- AIM OF THE EXERCISE:
Each line of the listing that contains the word "this" is to be copied.

###

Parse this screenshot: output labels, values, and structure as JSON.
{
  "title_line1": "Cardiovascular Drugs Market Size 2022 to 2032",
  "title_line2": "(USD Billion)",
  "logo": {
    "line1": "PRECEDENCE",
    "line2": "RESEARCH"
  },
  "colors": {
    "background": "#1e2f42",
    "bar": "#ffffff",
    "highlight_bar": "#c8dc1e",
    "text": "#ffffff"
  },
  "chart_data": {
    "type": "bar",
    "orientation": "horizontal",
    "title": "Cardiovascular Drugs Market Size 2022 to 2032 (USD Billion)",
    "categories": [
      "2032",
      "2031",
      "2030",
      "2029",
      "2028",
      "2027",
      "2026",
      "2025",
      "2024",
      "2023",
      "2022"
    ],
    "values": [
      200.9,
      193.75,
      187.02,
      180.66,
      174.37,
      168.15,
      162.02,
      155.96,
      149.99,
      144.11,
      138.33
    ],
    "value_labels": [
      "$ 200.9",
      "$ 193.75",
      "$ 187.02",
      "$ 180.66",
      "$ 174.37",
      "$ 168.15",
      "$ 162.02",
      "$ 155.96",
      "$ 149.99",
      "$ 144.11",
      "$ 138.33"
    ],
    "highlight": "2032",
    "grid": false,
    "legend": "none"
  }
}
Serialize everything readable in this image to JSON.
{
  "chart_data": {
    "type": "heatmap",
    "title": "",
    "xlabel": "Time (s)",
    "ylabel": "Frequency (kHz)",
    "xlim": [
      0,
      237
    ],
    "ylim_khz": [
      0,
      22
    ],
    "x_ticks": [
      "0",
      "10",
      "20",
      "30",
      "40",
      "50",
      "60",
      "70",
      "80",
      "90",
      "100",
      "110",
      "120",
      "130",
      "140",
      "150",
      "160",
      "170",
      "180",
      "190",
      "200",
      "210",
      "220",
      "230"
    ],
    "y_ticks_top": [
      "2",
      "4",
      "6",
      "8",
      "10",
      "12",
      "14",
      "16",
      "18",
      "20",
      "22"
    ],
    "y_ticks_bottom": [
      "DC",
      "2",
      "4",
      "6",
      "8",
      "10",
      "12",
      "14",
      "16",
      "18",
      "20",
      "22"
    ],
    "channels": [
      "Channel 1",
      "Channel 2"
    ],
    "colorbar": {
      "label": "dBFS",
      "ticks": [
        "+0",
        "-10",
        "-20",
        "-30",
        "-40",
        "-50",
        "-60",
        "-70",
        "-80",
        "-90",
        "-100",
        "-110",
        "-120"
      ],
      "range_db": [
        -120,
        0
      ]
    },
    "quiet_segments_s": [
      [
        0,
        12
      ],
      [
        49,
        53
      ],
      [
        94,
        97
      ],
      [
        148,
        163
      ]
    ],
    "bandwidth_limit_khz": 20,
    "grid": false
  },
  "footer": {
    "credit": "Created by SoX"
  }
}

###

- COMPLETE OUTPUT:
Parse this screenshot: output labels, values, and structure as JSON.
Serialize everything readable in this image to JSON.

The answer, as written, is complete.